● Required task
Your task is to transcribe all the entries exactly, excluding pictures.

Figure content listings
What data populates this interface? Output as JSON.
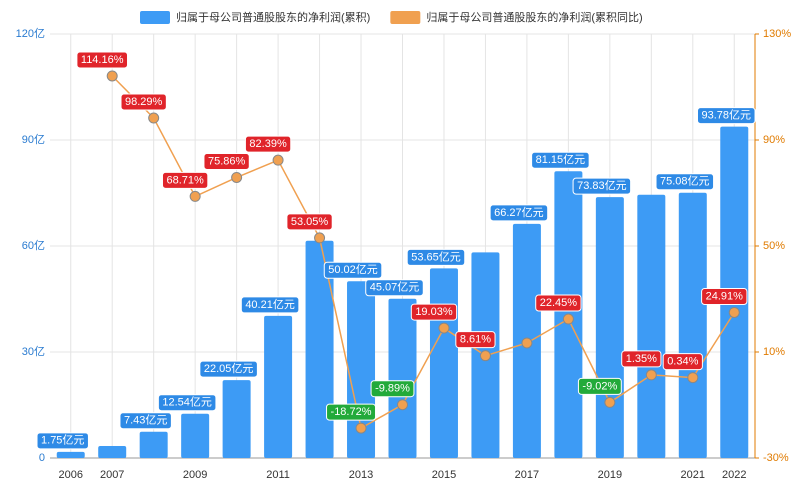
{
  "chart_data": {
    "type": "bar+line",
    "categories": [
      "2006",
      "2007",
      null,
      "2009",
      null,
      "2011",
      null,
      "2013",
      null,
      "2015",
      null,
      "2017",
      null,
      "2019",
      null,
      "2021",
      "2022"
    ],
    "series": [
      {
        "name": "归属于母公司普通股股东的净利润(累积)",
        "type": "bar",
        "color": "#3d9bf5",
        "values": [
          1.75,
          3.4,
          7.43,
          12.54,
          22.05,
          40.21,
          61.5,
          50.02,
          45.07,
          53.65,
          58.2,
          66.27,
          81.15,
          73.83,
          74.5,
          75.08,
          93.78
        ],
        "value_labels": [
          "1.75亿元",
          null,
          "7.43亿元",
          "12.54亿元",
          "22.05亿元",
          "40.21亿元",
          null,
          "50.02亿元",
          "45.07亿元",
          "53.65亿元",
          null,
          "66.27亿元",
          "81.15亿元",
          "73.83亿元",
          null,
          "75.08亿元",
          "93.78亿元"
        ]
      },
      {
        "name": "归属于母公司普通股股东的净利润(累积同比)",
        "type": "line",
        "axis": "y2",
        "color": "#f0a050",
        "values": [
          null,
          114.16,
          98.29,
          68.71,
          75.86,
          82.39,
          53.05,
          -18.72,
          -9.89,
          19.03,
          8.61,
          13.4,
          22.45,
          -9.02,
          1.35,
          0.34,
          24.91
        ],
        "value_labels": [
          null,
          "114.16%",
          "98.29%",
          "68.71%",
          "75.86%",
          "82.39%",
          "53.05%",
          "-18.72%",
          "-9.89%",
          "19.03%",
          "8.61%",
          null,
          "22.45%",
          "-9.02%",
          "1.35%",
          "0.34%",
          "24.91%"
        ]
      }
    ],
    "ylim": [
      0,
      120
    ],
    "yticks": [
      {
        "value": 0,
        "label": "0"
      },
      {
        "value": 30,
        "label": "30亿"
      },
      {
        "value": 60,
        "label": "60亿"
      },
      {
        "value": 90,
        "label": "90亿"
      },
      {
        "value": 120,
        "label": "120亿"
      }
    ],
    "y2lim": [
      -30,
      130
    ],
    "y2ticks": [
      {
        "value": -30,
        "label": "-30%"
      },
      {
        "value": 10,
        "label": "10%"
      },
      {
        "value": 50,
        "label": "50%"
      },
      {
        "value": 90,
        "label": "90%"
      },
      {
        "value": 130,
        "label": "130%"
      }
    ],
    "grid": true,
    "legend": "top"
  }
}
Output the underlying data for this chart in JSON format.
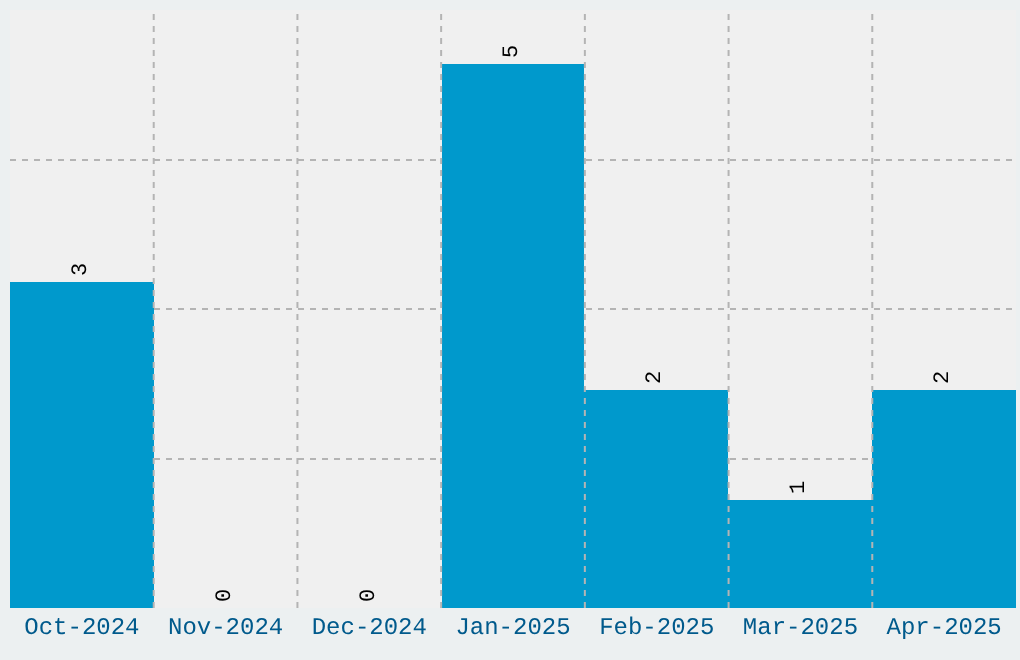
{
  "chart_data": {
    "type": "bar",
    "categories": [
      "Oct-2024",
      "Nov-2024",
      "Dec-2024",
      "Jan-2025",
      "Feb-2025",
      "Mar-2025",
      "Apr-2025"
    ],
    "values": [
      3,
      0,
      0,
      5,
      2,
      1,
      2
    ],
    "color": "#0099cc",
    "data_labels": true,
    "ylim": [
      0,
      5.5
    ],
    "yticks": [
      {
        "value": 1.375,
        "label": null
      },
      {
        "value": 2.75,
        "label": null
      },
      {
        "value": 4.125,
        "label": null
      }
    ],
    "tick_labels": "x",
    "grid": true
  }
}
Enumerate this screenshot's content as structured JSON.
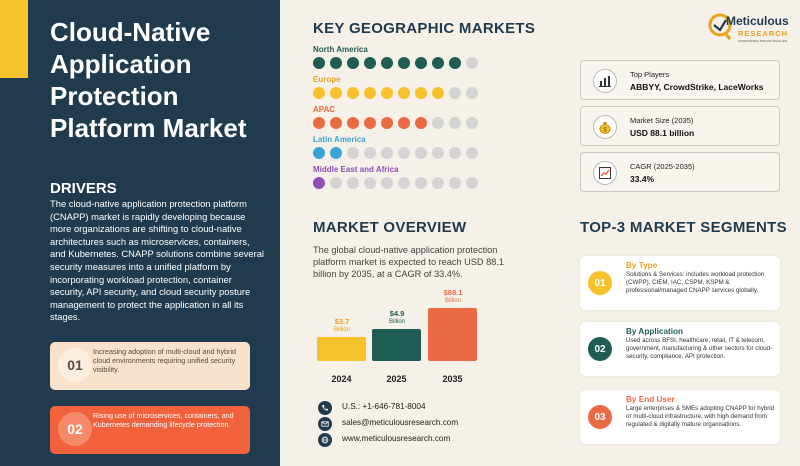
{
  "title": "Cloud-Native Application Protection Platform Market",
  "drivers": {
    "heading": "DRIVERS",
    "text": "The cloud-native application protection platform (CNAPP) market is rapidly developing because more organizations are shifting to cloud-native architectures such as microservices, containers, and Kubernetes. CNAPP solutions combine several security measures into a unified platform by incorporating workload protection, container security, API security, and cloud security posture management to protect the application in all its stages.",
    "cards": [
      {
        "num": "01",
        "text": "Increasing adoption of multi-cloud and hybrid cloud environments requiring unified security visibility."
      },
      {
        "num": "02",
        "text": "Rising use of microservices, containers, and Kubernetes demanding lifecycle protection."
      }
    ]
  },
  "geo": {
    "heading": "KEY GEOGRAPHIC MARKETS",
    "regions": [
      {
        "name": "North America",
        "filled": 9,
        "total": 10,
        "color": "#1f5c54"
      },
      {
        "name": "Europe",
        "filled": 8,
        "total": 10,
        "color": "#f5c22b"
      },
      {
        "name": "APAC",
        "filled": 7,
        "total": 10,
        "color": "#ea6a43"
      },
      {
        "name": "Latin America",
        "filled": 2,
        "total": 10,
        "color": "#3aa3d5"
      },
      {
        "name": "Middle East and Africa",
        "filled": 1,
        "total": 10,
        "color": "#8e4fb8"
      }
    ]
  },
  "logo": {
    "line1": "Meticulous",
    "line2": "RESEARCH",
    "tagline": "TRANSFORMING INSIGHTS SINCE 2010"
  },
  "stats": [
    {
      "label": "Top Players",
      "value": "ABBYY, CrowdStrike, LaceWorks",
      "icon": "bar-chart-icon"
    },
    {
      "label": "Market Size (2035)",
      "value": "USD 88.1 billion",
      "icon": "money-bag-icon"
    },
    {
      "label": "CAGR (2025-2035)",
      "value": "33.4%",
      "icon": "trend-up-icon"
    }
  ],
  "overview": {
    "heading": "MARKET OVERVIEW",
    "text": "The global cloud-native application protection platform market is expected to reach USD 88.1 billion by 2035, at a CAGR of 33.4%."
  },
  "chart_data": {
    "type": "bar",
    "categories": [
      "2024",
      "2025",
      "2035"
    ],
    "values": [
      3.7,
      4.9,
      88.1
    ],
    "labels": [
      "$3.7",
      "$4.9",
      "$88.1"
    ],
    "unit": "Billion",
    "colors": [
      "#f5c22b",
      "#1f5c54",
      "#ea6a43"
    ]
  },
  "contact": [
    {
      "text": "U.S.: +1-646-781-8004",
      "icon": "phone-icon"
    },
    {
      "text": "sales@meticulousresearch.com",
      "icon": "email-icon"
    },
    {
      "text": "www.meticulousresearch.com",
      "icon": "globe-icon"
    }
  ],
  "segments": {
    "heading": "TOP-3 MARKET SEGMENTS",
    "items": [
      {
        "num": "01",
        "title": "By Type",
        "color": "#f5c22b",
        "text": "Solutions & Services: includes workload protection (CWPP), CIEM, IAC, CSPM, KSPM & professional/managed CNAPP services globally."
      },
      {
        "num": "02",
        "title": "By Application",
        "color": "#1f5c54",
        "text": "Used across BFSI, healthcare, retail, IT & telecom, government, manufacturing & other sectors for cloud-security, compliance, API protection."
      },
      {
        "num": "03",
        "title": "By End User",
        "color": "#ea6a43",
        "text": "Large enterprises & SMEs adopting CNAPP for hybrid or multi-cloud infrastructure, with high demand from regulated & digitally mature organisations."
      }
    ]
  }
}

● The answer
What data populates this interface? Output as JSON.
{
  "chart_data": {
    "type": "bar+line",
    "categories": [
      "2006",
      "2007",
      null,
      "2009",
      null,
      "2011",
      null,
      "2013",
      null,
      "2015",
      null,
      "2017",
      null,
      "2019",
      null,
      "2021",
      "2022"
    ],
    "series": [
      {
        "name": "归属于母公司普通股股东的净利润(累积)",
        "type": "bar",
        "color": "#3d9bf5",
        "values": [
          1.75,
          3.4,
          7.43,
          12.54,
          22.05,
          40.21,
          61.5,
          50.02,
          45.07,
          53.65,
          58.2,
          66.27,
          81.15,
          73.83,
          74.5,
          75.08,
          93.78
        ],
        "value_labels": [
          "1.75亿元",
          null,
          "7.43亿元",
          "12.54亿元",
          "22.05亿元",
          "40.21亿元",
          null,
          "50.02亿元",
          "45.07亿元",
          "53.65亿元",
          null,
          "66.27亿元",
          "81.15亿元",
          "73.83亿元",
          null,
          "75.08亿元",
          "93.78亿元"
        ]
      },
      {
        "name": "归属于母公司普通股股东的净利润(累积同比)",
        "type": "line",
        "axis": "y2",
        "color": "#f0a050",
        "values": [
          null,
          114.16,
          98.29,
          68.71,
          75.86,
          82.39,
          53.05,
          -18.72,
          -9.89,
          19.03,
          8.61,
          13.4,
          22.45,
          -9.02,
          1.35,
          0.34,
          24.91
        ],
        "value_labels": [
          null,
          "114.16%",
          "98.29%",
          "68.71%",
          "75.86%",
          "82.39%",
          "53.05%",
          "-18.72%",
          "-9.89%",
          "19.03%",
          "8.61%",
          null,
          "22.45%",
          "-9.02%",
          "1.35%",
          "0.34%",
          "24.91%"
        ]
      }
    ],
    "ylim": [
      0,
      120
    ],
    "yticks": [
      {
        "value": 0,
        "label": "0"
      },
      {
        "value": 30,
        "label": "30亿"
      },
      {
        "value": 60,
        "label": "60亿"
      },
      {
        "value": 90,
        "label": "90亿"
      },
      {
        "value": 120,
        "label": "120亿"
      }
    ],
    "y2lim": [
      -30,
      130
    ],
    "y2ticks": [
      {
        "value": -30,
        "label": "-30%"
      },
      {
        "value": 10,
        "label": "10%"
      },
      {
        "value": 50,
        "label": "50%"
      },
      {
        "value": 90,
        "label": "90%"
      },
      {
        "value": 130,
        "label": "130%"
      }
    ],
    "grid": true,
    "legend": "top"
  }
}
Output the underlying data for this chart in JSON format.
{
  "chart_data": {
    "type": "bar",
    "categories": [
      "Oct-2024",
      "Nov-2024",
      "Dec-2024",
      "Jan-2025",
      "Feb-2025",
      "Mar-2025",
      "Apr-2025"
    ],
    "values": [
      3,
      0,
      0,
      5,
      2,
      1,
      2
    ],
    "color": "#0099cc",
    "data_labels": true,
    "ylim": [
      0,
      5.5
    ],
    "yticks": [
      {
        "value": 1.375,
        "label": null
      },
      {
        "value": 2.75,
        "label": null
      },
      {
        "value": 4.125,
        "label": null
      }
    ],
    "tick_labels": "x",
    "grid": true
  }
}
Enumerate this screenshot's content as structured JSON.
{
  "title": "Cloud-Native Application Protection Platform Market",
  "drivers": {
    "heading": "DRIVERS",
    "text": "The cloud-native application protection platform (CNAPP) market is rapidly developing because more organizations are shifting to cloud-native architectures such as microservices, containers, and Kubernetes. CNAPP solutions combine several security measures into a unified platform by incorporating workload protection, container security, API security, and cloud security posture management to protect the application in all its stages.",
    "cards": [
      {
        "num": "01",
        "text": "Increasing adoption of multi-cloud and hybrid cloud environments requiring unified security visibility."
      },
      {
        "num": "02",
        "text": "Rising use of microservices, containers, and Kubernetes demanding lifecycle protection."
      }
    ]
  },
  "geo": {
    "heading": "KEY GEOGRAPHIC MARKETS",
    "regions": [
      {
        "name": "North America",
        "filled": 9,
        "total": 10,
        "color": "#1f5c54"
      },
      {
        "name": "Europe",
        "filled": 8,
        "total": 10,
        "color": "#f5c22b"
      },
      {
        "name": "APAC",
        "filled": 7,
        "total": 10,
        "color": "#ea6a43"
      },
      {
        "name": "Latin America",
        "filled": 2,
        "total": 10,
        "color": "#3aa3d5"
      },
      {
        "name": "Middle East and Africa",
        "filled": 1,
        "total": 10,
        "color": "#8e4fb8"
      }
    ]
  },
  "logo": {
    "line1": "Meticulous",
    "line2": "RESEARCH",
    "tagline": "TRANSFORMING INSIGHTS SINCE 2010"
  },
  "stats": [
    {
      "label": "Top Players",
      "value": "ABBYY, CrowdStrike, LaceWorks",
      "icon": "bar-chart-icon"
    },
    {
      "label": "Market Size (2035)",
      "value": "USD 88.1 billion",
      "icon": "money-bag-icon"
    },
    {
      "label": "CAGR (2025-2035)",
      "value": "33.4%",
      "icon": "trend-up-icon"
    }
  ],
  "overview": {
    "heading": "MARKET OVERVIEW",
    "text": "The global cloud-native application protection platform market is expected to reach USD 88.1 billion by 2035, at a CAGR of 33.4%."
  },
  "chart_data": {
    "type": "bar",
    "categories": [
      "2024",
      "2025",
      "2035"
    ],
    "values": [
      3.7,
      4.9,
      88.1
    ],
    "labels": [
      "$3.7",
      "$4.9",
      "$88.1"
    ],
    "unit": "Billion",
    "colors": [
      "#f5c22b",
      "#1f5c54",
      "#ea6a43"
    ]
  },
  "contact": [
    {
      "text": "U.S.: +1-646-781-8004",
      "icon": "phone-icon"
    },
    {
      "text": "sales@meticulousresearch.com",
      "icon": "email-icon"
    },
    {
      "text": "www.meticulousresearch.com",
      "icon": "globe-icon"
    }
  ],
  "segments": {
    "heading": "TOP-3 MARKET SEGMENTS",
    "items": [
      {
        "num": "01",
        "title": "By Type",
        "color": "#f5c22b",
        "text": "Solutions & Services: includes workload protection (CWPP), CIEM, IAC, CSPM, KSPM & professional/managed CNAPP services globally."
      },
      {
        "num": "02",
        "title": "By Application",
        "color": "#1f5c54",
        "text": "Used across BFSI, healthcare, retail, IT & telecom, government, manufacturing & other sectors for cloud-security, compliance, API protection."
      },
      {
        "num": "03",
        "title": "By End User",
        "color": "#ea6a43",
        "text": "Large enterprises & SMEs adopting CNAPP for hybrid or multi-cloud infrastructure, with high demand from regulated & digitally mature organisations."
      }
    ]
  }
}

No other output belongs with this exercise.